Dataset rows:
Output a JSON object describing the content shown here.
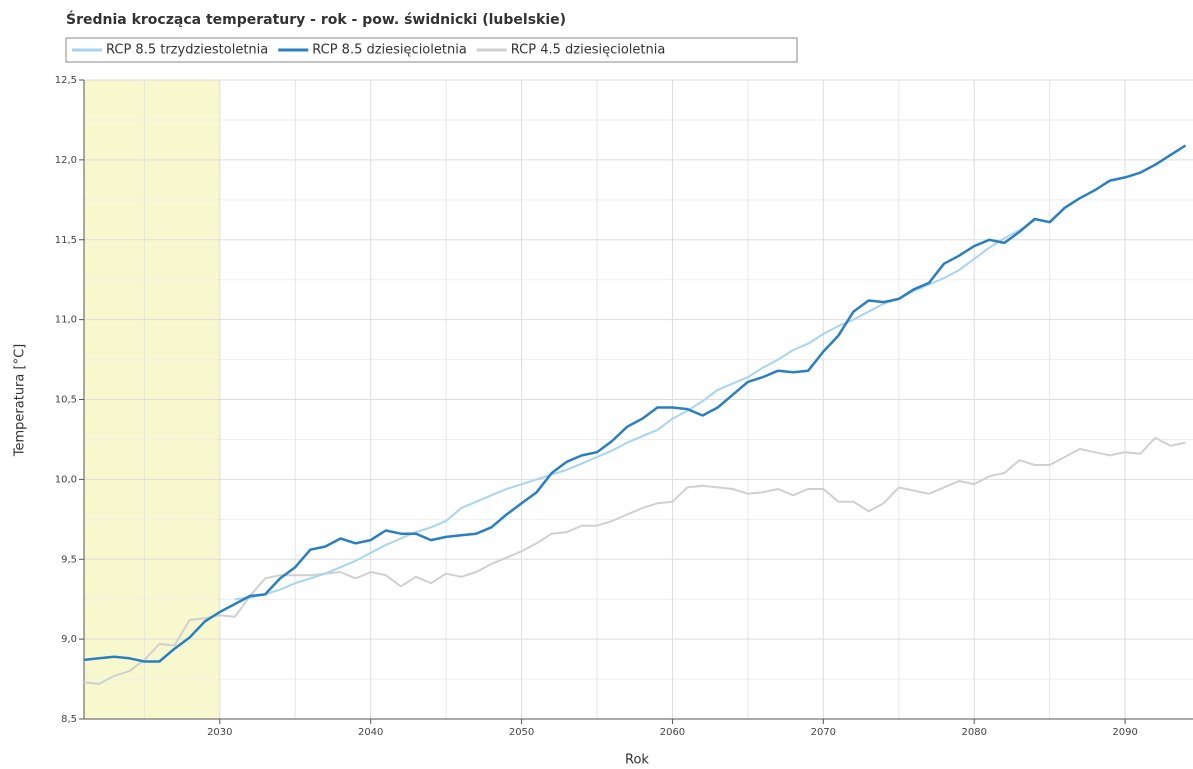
{
  "chart_data": {
    "type": "line",
    "title": "Średnia krocząca temperatury - rok - pow. świdnicki (lubelskie)",
    "xlabel": "Rok",
    "ylabel": "Temperatura [°C]",
    "x": [
      2021,
      2022,
      2023,
      2024,
      2025,
      2026,
      2027,
      2028,
      2029,
      2030,
      2031,
      2032,
      2033,
      2034,
      2035,
      2036,
      2037,
      2038,
      2039,
      2040,
      2041,
      2042,
      2043,
      2044,
      2045,
      2046,
      2047,
      2048,
      2049,
      2050,
      2051,
      2052,
      2053,
      2054,
      2055,
      2056,
      2057,
      2058,
      2059,
      2060,
      2061,
      2062,
      2063,
      2064,
      2065,
      2066,
      2067,
      2068,
      2069,
      2070,
      2071,
      2072,
      2073,
      2074,
      2075,
      2076,
      2077,
      2078,
      2079,
      2080,
      2081,
      2082,
      2083,
      2084,
      2085,
      2086,
      2087,
      2088,
      2089,
      2090,
      2091,
      2092,
      2093,
      2094
    ],
    "series": [
      {
        "name": "RCP 8.5 trzydziestoletnia",
        "color": "#a6d4f2",
        "values": [
          null,
          null,
          null,
          null,
          null,
          null,
          null,
          null,
          null,
          null,
          9.25,
          9.26,
          9.28,
          9.31,
          9.35,
          9.38,
          9.41,
          9.45,
          9.49,
          9.54,
          9.59,
          9.63,
          9.67,
          9.7,
          9.74,
          9.82,
          9.86,
          9.9,
          9.94,
          9.97,
          10.0,
          10.03,
          10.06,
          10.1,
          10.14,
          10.18,
          10.23,
          10.27,
          10.31,
          10.38,
          10.43,
          10.49,
          10.56,
          10.6,
          10.64,
          10.7,
          10.75,
          10.81,
          10.85,
          10.91,
          10.96,
          11.0,
          11.05,
          11.1,
          11.13,
          11.18,
          11.22,
          11.26,
          11.31,
          11.38,
          11.45,
          11.51,
          11.56,
          11.62,
          null,
          null,
          null,
          null,
          null,
          null,
          null,
          null,
          null,
          null
        ]
      },
      {
        "name": "RCP 8.5 dziesięcioletnia",
        "color": "#2a7fc1",
        "values": [
          8.87,
          8.88,
          8.89,
          8.88,
          8.86,
          8.86,
          8.94,
          9.01,
          9.11,
          9.17,
          9.22,
          9.27,
          9.28,
          9.38,
          9.45,
          9.56,
          9.58,
          9.63,
          9.6,
          9.62,
          9.68,
          9.66,
          9.66,
          9.62,
          9.64,
          9.65,
          9.66,
          9.7,
          9.78,
          9.85,
          9.92,
          10.04,
          10.11,
          10.15,
          10.17,
          10.24,
          10.33,
          10.38,
          10.45,
          10.45,
          10.44,
          10.4,
          10.45,
          10.53,
          10.61,
          10.64,
          10.68,
          10.67,
          10.68,
          10.8,
          10.9,
          11.05,
          11.12,
          11.11,
          11.13,
          11.19,
          11.23,
          11.35,
          11.4,
          11.46,
          11.5,
          11.48,
          11.55,
          11.63,
          11.61,
          11.7,
          11.76,
          11.81,
          11.87,
          11.89,
          11.92,
          11.97,
          12.03,
          12.09
        ]
      },
      {
        "name": "RCP 4.5 dziesięcioletnia",
        "color": "#d0d0d0",
        "values": [
          8.73,
          8.72,
          8.77,
          8.8,
          8.87,
          8.97,
          8.96,
          9.12,
          9.13,
          9.15,
          9.14,
          9.27,
          9.38,
          9.4,
          9.4,
          9.4,
          9.41,
          9.42,
          9.38,
          9.42,
          9.4,
          9.33,
          9.39,
          9.35,
          9.41,
          9.39,
          9.42,
          9.47,
          9.51,
          9.55,
          9.6,
          9.66,
          9.67,
          9.71,
          9.71,
          9.74,
          9.78,
          9.82,
          9.85,
          9.86,
          9.95,
          9.96,
          9.95,
          9.94,
          9.91,
          9.92,
          9.94,
          9.9,
          9.94,
          9.94,
          9.86,
          9.86,
          9.8,
          9.85,
          9.95,
          9.93,
          9.91,
          9.95,
          9.99,
          9.97,
          10.02,
          10.04,
          10.12,
          10.09,
          10.09,
          10.14,
          10.19,
          10.17,
          10.15,
          10.17,
          10.16,
          10.26,
          10.21,
          10.23
        ]
      }
    ],
    "xlim": [
      2021,
      2094.5
    ],
    "xticks": [
      2030,
      2040,
      2050,
      2060,
      2070,
      2080,
      2090
    ],
    "xminor": [
      2025,
      2035,
      2045,
      2055,
      2065,
      2075,
      2085
    ],
    "ylim": [
      8.5,
      12.5
    ],
    "yticks": [
      {
        "value": 8.5,
        "label": "8,5"
      },
      {
        "value": 9,
        "label": "9,0"
      },
      {
        "value": 9.5,
        "label": "9,5"
      },
      {
        "value": 10,
        "label": "10,0"
      },
      {
        "value": 10.5,
        "label": "10,5"
      },
      {
        "value": 11,
        "label": "11,0"
      },
      {
        "value": 11.5,
        "label": "11,5"
      },
      {
        "value": 12,
        "label": "12,0"
      },
      {
        "value": 12.5,
        "label": "12,5"
      }
    ],
    "yminor": [
      8.75,
      9.25,
      9.75,
      10.25,
      10.75,
      11.25,
      11.75,
      12.25
    ],
    "shaded_range": [
      2021,
      2030
    ],
    "shaded_color": "#f8f8cf",
    "grid": true,
    "legend": "top-left"
  }
}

Aim: Using the entries above, return each line in which the word "dziesięcioletnia" occurs.

Answer to this problem:
        "name": "RCP 8.5 dziesięcioletnia",
        "name": "RCP 4.5 dziesięcioletnia",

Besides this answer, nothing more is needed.